----- Dataset records

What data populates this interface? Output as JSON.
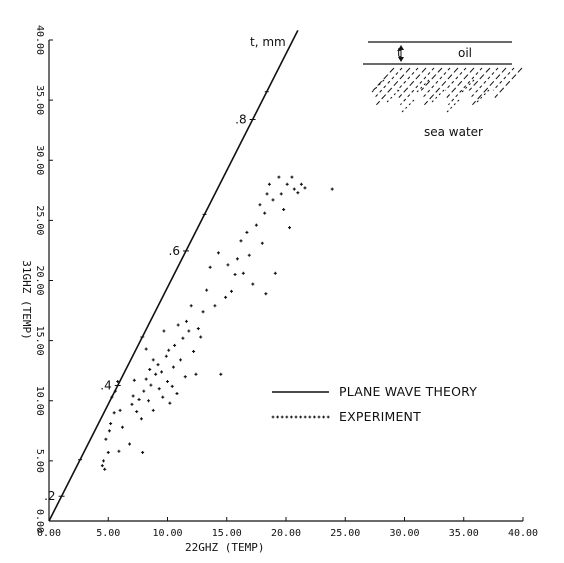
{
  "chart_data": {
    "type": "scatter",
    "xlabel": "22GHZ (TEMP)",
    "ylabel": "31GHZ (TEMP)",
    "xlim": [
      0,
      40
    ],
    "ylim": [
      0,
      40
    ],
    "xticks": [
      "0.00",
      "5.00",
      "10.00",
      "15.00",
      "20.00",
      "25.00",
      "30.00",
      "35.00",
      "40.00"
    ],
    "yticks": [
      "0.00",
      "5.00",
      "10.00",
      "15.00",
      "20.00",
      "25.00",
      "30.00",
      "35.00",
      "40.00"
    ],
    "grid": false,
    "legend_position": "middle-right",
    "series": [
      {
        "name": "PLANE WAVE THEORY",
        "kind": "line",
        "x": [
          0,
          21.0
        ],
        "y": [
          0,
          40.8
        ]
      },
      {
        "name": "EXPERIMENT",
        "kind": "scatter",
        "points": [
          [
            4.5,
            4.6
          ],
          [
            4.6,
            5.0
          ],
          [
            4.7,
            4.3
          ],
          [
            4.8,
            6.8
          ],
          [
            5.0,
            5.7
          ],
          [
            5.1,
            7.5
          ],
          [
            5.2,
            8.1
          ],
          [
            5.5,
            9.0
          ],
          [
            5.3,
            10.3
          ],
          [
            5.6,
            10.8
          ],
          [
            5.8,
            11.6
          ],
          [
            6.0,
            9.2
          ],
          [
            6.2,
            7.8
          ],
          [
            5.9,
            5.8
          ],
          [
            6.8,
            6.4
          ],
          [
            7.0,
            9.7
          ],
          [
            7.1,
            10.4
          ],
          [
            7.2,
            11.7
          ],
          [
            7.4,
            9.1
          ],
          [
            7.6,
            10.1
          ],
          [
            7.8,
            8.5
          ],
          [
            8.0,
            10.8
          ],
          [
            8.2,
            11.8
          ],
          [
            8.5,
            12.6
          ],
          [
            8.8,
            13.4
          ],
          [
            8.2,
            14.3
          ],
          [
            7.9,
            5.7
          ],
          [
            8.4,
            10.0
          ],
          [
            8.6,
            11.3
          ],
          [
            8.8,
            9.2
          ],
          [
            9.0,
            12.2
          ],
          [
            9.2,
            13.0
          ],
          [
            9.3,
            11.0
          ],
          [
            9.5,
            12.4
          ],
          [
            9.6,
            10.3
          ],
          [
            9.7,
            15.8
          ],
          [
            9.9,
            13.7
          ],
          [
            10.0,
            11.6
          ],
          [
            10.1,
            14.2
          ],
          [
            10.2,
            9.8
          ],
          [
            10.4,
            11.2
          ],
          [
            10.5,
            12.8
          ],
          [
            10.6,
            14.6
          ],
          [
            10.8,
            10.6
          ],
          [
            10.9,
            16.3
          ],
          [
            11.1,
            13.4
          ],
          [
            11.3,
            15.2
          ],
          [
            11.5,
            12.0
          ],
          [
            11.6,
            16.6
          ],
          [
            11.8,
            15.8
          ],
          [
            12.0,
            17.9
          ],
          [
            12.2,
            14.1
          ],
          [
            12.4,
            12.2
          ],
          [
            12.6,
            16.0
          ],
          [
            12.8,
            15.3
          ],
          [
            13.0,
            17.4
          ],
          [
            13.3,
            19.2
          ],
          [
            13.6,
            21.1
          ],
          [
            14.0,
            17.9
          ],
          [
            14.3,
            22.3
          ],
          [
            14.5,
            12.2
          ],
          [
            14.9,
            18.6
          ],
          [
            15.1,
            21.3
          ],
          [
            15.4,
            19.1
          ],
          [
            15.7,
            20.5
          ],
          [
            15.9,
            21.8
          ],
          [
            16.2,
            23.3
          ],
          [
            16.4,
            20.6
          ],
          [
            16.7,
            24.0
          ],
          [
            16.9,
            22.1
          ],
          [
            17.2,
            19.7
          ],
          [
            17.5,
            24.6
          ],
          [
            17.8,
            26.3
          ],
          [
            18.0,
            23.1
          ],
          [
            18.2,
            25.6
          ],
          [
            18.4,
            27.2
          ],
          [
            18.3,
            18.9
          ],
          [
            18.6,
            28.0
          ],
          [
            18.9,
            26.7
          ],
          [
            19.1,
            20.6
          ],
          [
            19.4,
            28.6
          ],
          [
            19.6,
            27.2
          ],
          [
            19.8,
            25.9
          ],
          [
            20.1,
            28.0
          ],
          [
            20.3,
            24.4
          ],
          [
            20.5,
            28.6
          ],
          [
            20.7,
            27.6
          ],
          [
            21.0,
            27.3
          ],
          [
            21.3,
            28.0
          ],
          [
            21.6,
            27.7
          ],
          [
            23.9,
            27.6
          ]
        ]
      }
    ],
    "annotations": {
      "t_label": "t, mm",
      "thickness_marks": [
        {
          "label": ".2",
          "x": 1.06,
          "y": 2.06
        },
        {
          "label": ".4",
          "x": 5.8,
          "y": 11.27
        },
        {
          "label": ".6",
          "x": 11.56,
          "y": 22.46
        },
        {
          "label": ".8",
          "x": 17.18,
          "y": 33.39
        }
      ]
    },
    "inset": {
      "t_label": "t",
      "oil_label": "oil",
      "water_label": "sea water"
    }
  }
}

----------

### Written exercise
Working from the listing above, pick out every line that has "TEMP" and copy it.

### Exercise output
    "xlabel": "22GHZ (TEMP)",
    "ylabel": "31GHZ (TEMP)",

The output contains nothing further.